#### Text passage
-*-

However, it appears to still have limited integrations with third-party services. Apple says it will work with Apple Music, its own Podcasts app, iHeart Radio, Radio.com and TuneIn radio, with Pandora and Amazon Music coming later. Still conspicuously missing is Apple Music competitor and smartspeaker favorite Spotify.

Apple is focusing on one advantage it thinks it has in the smartspeaker market: audio quality. It says the device uses "computational audio" for 360-degree sound, but without a side-by-side demonstration, it's impossible to know how it will stack up to the range of Google and Amazon offerings.

"I don't think anyone is going to run out and buy this speaker and then get rid of their existing Google or Amazon model," said Victoria Petrock, an analyst at eMarketer who follows the smart speaker market. "Over time, however, Apple may be eyeing a bigger play for subscription services in entertainment, fitness and/or health care - and having this speaker as part of an entrenched, more complete system of Apple products within people's homes could tilt the balance toward Apple products and services."

5G

Apple says its entire new lineup of iPhones will support 5G networks, the next generation in wireless tech. A 5G iPhone 12 might sound like a useful upgrade, but the cellular networks that would support it are still being built in the United States and many other countries.

To help sell the new technology, Apple included Verizon's CEO Hans Vestberg in its video. But both companies chose their words carefully about a tech that's still a work in progress in markets such as the United States.

What the companies skipped over: how few places you can use this ultrafast network. As of this summer, it was less than 1% of the United States, and mostly in places we spend little time during a pandemic - in stadiums and busy downtown corridors. New iPhone owners in the U.S. might have to wait a year or more to notice dramatic download speed improvements on a wide scale.

-*-

#### Problem to work on
In the passage on Apple's speaker and 5G iPhones, which executive did Apple include in its video to help sell 5G?

-*-

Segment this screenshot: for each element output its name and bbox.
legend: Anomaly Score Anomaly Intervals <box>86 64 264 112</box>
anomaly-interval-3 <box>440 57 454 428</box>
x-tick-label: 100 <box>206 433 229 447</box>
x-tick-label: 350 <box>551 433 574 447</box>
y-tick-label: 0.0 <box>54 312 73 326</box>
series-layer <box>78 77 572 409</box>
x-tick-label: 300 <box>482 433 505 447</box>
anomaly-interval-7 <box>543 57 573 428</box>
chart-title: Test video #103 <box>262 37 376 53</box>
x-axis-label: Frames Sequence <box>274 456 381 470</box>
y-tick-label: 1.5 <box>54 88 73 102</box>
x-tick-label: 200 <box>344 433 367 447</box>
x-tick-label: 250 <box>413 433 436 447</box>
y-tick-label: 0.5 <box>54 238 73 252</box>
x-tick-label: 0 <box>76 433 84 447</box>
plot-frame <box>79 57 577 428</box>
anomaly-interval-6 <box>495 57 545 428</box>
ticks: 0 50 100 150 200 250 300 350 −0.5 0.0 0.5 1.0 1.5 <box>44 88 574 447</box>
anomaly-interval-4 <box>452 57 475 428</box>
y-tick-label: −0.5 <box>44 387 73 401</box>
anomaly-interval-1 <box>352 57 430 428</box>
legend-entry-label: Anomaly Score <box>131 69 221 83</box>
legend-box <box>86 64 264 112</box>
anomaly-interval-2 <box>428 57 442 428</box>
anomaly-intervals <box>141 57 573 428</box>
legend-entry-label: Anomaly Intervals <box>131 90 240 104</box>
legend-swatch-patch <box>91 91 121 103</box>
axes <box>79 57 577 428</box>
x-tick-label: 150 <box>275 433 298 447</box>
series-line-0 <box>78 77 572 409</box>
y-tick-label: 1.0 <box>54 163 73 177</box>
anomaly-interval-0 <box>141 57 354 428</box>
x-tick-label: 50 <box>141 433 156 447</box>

-*-

#### Answer for the task
Verizon's CEO, Hans Vestberg.